**Directions for this task:**
Identify and pull out each line of the entries in which "screenshot" occurs.

(Collected data entries)
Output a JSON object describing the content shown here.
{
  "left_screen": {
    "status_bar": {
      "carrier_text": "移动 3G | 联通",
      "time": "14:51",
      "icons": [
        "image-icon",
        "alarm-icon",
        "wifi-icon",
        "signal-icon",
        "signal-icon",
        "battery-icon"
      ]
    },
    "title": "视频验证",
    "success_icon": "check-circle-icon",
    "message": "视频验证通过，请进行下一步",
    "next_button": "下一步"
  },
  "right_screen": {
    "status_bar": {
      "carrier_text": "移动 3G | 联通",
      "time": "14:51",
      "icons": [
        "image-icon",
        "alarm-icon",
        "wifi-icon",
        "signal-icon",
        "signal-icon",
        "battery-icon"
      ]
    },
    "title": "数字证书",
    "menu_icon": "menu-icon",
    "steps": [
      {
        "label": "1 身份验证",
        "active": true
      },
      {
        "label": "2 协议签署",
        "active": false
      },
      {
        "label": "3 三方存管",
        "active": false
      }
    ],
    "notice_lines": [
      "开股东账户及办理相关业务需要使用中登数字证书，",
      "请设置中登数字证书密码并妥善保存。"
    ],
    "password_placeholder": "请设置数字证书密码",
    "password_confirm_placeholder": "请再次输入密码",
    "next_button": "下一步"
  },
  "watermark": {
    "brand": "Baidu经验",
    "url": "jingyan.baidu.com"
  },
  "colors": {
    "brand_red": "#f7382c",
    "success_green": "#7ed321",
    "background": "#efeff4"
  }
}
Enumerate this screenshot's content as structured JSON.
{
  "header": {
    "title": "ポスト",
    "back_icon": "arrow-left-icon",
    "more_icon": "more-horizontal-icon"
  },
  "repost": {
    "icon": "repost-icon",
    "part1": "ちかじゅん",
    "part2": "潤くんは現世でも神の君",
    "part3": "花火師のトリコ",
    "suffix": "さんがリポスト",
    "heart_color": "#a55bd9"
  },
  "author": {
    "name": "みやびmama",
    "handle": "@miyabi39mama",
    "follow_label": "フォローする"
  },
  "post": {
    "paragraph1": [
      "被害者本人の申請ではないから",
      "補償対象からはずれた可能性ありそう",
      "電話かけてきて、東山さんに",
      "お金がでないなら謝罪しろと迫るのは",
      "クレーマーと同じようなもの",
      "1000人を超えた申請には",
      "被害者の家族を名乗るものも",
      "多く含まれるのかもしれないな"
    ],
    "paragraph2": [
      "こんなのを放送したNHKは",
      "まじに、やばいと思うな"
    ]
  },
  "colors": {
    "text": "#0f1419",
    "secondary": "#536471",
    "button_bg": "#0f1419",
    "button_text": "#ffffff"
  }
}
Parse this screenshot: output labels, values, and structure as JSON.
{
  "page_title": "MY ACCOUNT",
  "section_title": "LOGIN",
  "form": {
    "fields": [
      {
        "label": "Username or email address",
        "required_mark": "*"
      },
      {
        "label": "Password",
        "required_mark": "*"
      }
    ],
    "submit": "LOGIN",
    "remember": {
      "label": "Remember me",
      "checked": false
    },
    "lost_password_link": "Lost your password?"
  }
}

**Written response:**
Enumerate this screenshot's content as structured JSON.
Parse this screenshot: output labels, values, and structure as JSON.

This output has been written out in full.